--- TASK TO COMPLETE ---
Extract all lines containing "page".
======== DATA SHOWN
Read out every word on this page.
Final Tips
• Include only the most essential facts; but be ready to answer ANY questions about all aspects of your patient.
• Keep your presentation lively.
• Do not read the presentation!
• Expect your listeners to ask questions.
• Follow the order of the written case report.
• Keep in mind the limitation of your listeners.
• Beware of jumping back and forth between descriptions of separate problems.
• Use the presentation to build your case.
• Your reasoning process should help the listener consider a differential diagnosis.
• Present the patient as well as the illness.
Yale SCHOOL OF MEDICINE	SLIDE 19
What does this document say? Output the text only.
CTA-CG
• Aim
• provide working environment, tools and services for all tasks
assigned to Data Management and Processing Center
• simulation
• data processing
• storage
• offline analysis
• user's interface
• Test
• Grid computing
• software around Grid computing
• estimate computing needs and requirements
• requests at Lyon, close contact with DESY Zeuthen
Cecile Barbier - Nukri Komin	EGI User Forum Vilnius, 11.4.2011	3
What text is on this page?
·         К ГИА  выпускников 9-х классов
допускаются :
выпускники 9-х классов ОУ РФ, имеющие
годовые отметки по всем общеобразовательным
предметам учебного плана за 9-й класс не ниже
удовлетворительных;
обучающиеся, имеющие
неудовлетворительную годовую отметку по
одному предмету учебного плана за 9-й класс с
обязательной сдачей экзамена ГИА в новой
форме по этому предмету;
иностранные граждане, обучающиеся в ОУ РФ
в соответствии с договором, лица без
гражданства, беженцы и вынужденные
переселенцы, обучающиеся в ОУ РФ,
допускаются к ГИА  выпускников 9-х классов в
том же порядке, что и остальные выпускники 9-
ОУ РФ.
================
--- FINAL RESULT ---
Read out every word on this page.
What text is on this page?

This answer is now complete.